» TASK INSTRUCTIONS:
Repeat the data word for word. Do not include the pictures.

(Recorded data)
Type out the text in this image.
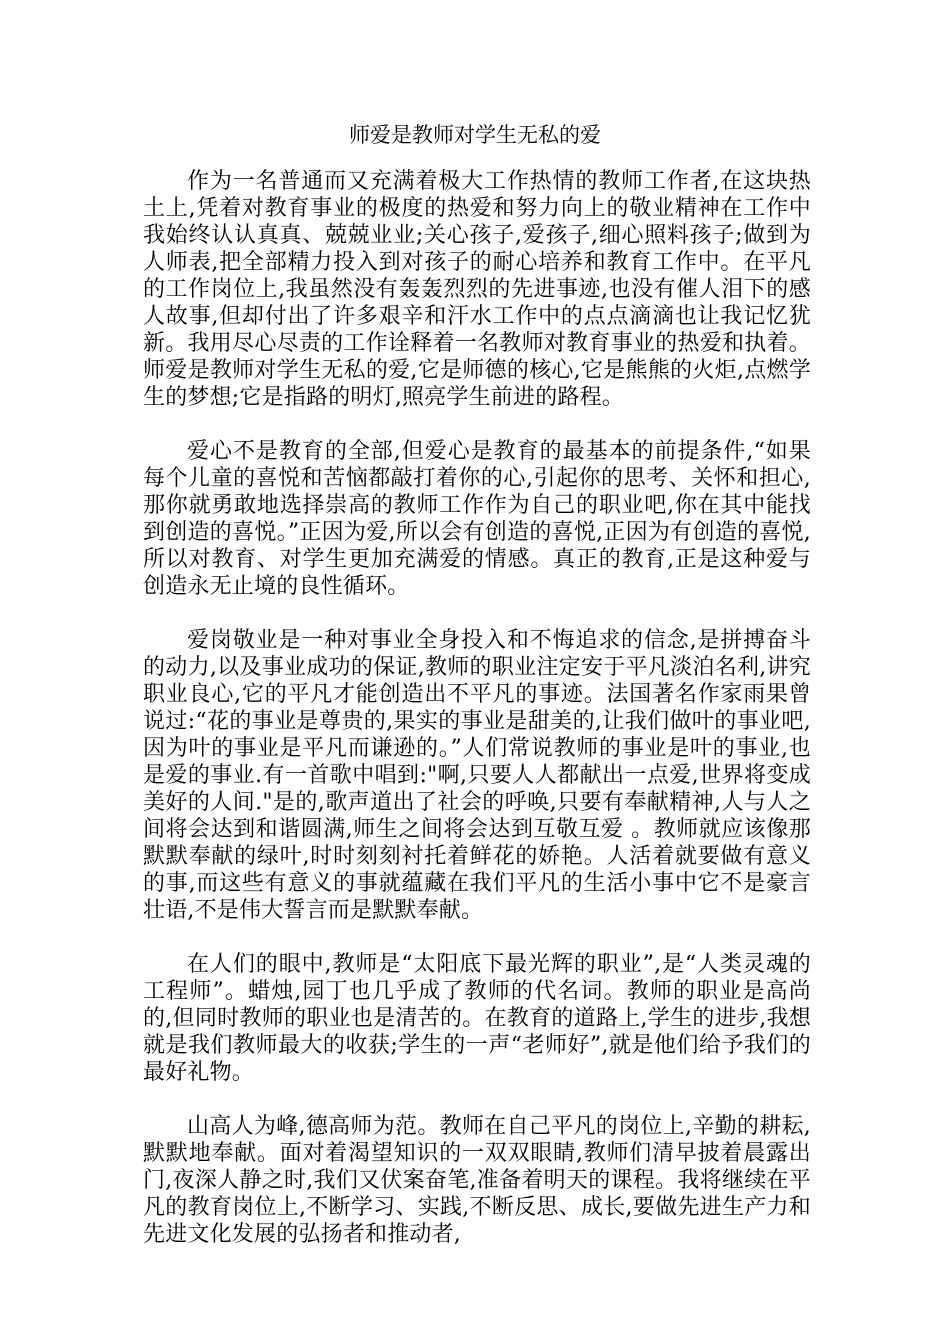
师爱是教师对学生无私的爱

作为一名普通而又充满着极大工作热情的教师工作者,在这块热土上,凭着对教育事业的极度的热爱和努力向上的敬业精神在工作中我始终认认真真、兢兢业业;关心孩子,爱孩子,细心照料孩子;做到为人师表,把全部精力投入到对孩子的耐心培养和教育工作中。在平凡的工作岗位上,我虽然没有轰轰烈烈的先进事迹,也没有催人泪下的感人故事,但却付出了许多艰辛和汗水工作中的点点滴滴也让我记忆犹新。我用尽心尽责的工作诠释着一名教师对教育事业的热爱和执着。 师爱是教师对学生无私的爱,它是师德的核心,它是熊熊的火炬,点燃学生的梦想;它是指路的明灯,照亮学生前进的路程。

爱心不是教育的全部,但爱心是教育的最基本的前提条件,“如果每个儿童的喜悦和苦恼都敲打着你的心,引起你的思考、关怀和担心,那你就勇敢地选择崇高的教师工作作为自己的职业吧,你在其中能找到创造的喜悦。”正因为爱,所以会有创造的喜悦,正因为有创造的喜悦,所以对教育、对学生更加充满爱的情感。真正的教育,正是这种爱与创造永无止境的良性循环。

爱岗敬业是一种对事业全身投入和不悔追求的信念,是拼搏奋斗的动力,以及事业成功的保证,教师的职业注定安于平凡淡泊名利,讲究职业良心,它的平凡才能创造出不平凡的事迹。法国著名作家雨果曾说过:“花的事业是尊贵的,果实的事业是甜美的,让我们做叶的事业吧,因为叶的事业是平凡而谦逊的。”人们常说教师的事业是叶的事业,也是爱的事业.有一首歌中唱到:"啊,只要人人都献出一点爱,世界将变成美好的人间."是的,歌声道出了社会的呼唤,只要有奉献精神,人与人之间将会达到和谐圆满,师生之间将会达到互敬互爱 。教师就应该像那默默奉献的绿叶,时时刻刻衬托着鲜花的娇艳。人活着就要做有意义的事,而这些有意义的事就蕴藏在我们平凡的生活小事中它不是豪言壮语,不是伟大誓言而是默默奉献。

在人们的眼中,教师是“太阳底下最光辉的职业”,是“人类灵魂的工程师”。蜡烛,园丁也几乎成了教师的代名词。教师的职业是高尚的,但同时教师的职业也是清苦的。在教育的道路上,学生的进步,我想就是我们教师最大的收获;学生的一声“老师好”,就是他们给予我们的最好礼物。

山高人为峰,德高师为范。教师在自己平凡的岗位上,辛勤的耕耘, 默默地奉献。面对着渴望知识的一双双眼睛,教师们清早披着晨露出门,夜深人静之时,我们又伏案奋笔,准备着明天的课程。我将继续在平凡的教育岗位上,不断学习、实践,不断反思、成长,要做先进生产力和先进文化发展的弘扬者和推动者,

» ANSWER BELOW:
Type out the text in this image.
师爱是教师对学生无私的爱

作为一名普通而又充满着极大工作热情的教师工作者,在这块热土上,凭着对教育事业的极度的热爱和努力向上的敬业精神在工作中我始终认认真真、兢兢业业;关心孩子,爱孩子,细心照料孩子;做到为人师表,把全部精力投入到对孩子的耐心培养和教育工作中。在平凡的工作岗位上,我虽然没有轰轰烈烈的先进事迹,也没有催人泪下的感人故事,但却付出了许多艰辛和汗水工作中的点点滴滴也让我记忆犹新。我用尽心尽责的工作诠释着一名教师对教育事业的热爱和执着。 师爱是教师对学生无私的爱,它是师德的核心,它是熊熊的火炬,点燃学生的梦想;它是指路的明灯,照亮学生前进的路程。

爱心不是教育的全部,但爱心是教育的最基本的前提条件,“如果每个儿童的喜悦和苦恼都敲打着你的心,引起你的思考、关怀和担心,那你就勇敢地选择崇高的教师工作作为自己的职业吧,你在其中能找到创造的喜悦。”正因为爱,所以会有创造的喜悦,正因为有创造的喜悦,所以对教育、对学生更加充满爱的情感。真正的教育,正是这种爱与创造永无止境的良性循环。

爱岗敬业是一种对事业全身投入和不悔追求的信念,是拼搏奋斗的动力,以及事业成功的保证,教师的职业注定安于平凡淡泊名利,讲究职业良心,它的平凡才能创造出不平凡的事迹。法国著名作家雨果曾说过:“花的事业是尊贵的,果实的事业是甜美的,让我们做叶的事业吧,因为叶的事业是平凡而谦逊的。”人们常说教师的事业是叶的事业,也是爱的事业.有一首歌中唱到:"啊,只要人人都献出一点爱,世界将变成美好的人间."是的,歌声道出了社会的呼唤,只要有奉献精神,人与人之间将会达到和谐圆满,师生之间将会达到互敬互爱 。教师就应该像那默默奉献的绿叶,时时刻刻衬托着鲜花的娇艳。人活着就要做有意义的事,而这些有意义的事就蕴藏在我们平凡的生活小事中它不是豪言壮语,不是伟大誓言而是默默奉献。

在人们的眼中,教师是“太阳底下最光辉的职业”,是“人类灵魂的工程师”。蜡烛,园丁也几乎成了教师的代名词。教师的职业是高尚的,但同时教师的职业也是清苦的。在教育的道路上,学生的进步,我想就是我们教师最大的收获;学生的一声“老师好”,就是他们给予我们的最好礼物。

山高人为峰,德高师为范。教师在自己平凡的岗位上,辛勤的耕耘, 默默地奉献。面对着渴望知识的一双双眼睛,教师们清早披着晨露出门,夜深人静之时,我们又伏案奋笔,准备着明天的课程。我将继续在平凡的教育岗位上,不断学习、实践,不断反思、成长,要做先进生产力和先进文化发展的弘扬者和推动者,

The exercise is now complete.